Extrait du document:

# # # # #

Donc j’ai toujours rêvé de faire de la course au large et de faire la mini transat qui est le point de départ de pas mal de carrières professionnelles.
Et c’est ce que j’ai fait en 2013 après deux ans de projet, et ça s’est bien passé puisque je l’ai gagné du premier coup, et c’est ce qui a lancé ma carrière sportive que je poursuis depuis sur des bateaux à foils de toutes tailles.
Mary & Anto :
Ok, et qu’est-ce qui te plaît le plus en ce travail ?
Benoît Marie :
Ce qui me plaît le plus c’est différent choses, moi je suis un technicien donc moi ce qui me plaît vraiment c’est la technique : faire avancer les bateaux le plus vite possible, réfléchir à leurs améliorations, comment trouver de petites innovations, des petites améliorations un peu partout que ce soit en aéro, en hydro, en structure, en système, en tout ce qu’on veut.
Donc c’est vraiment le technique qui me plaît bien sur les bateaux de haute performance .
Et puis une autre facette que j’aime énormément, c’est ces voyages, qu’on n’est pas obligé de faire qu’en courses, mais que je trouve sympa de voyager. Les courses aux larges on rejoint un autre continent un autre pays une autre culture et pour moi c’est toujours magique, qu’on le fasse en croisière d’ailleurs, ou en compétition c’est la même chose.

# # # # #

Exercices à réaliser:
A) Dans l'entretien sur la course au large, relevez tous les domaines que cite Benoît Marie comme terrains possibles de petites améliorations sur les bateaux.
B) D'après l'entretien sur la course au large, pour quelle raison Benoît Marie affirme-t-il que sa mini transat de 2013 s'est bien passée ? Répondez en une ou deux phrases.

Informations affichées:
# # # # #

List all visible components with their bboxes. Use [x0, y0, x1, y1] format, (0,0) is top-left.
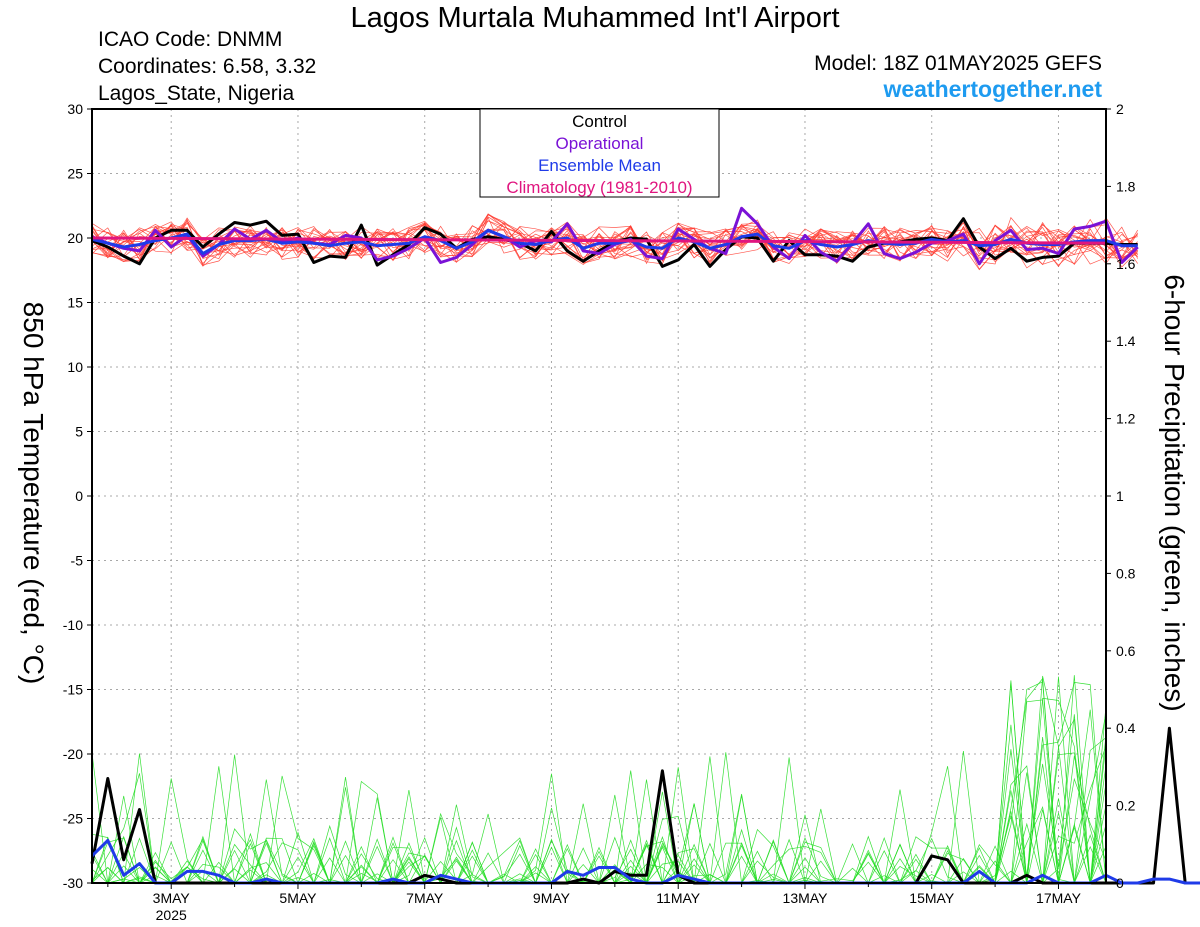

# # # # #

Résultats de l'exercice:
A) aéro, hydro, structure, système

B) Il estime qu'elle s'est bien passée puisqu'il l'a gagnée du premier coup.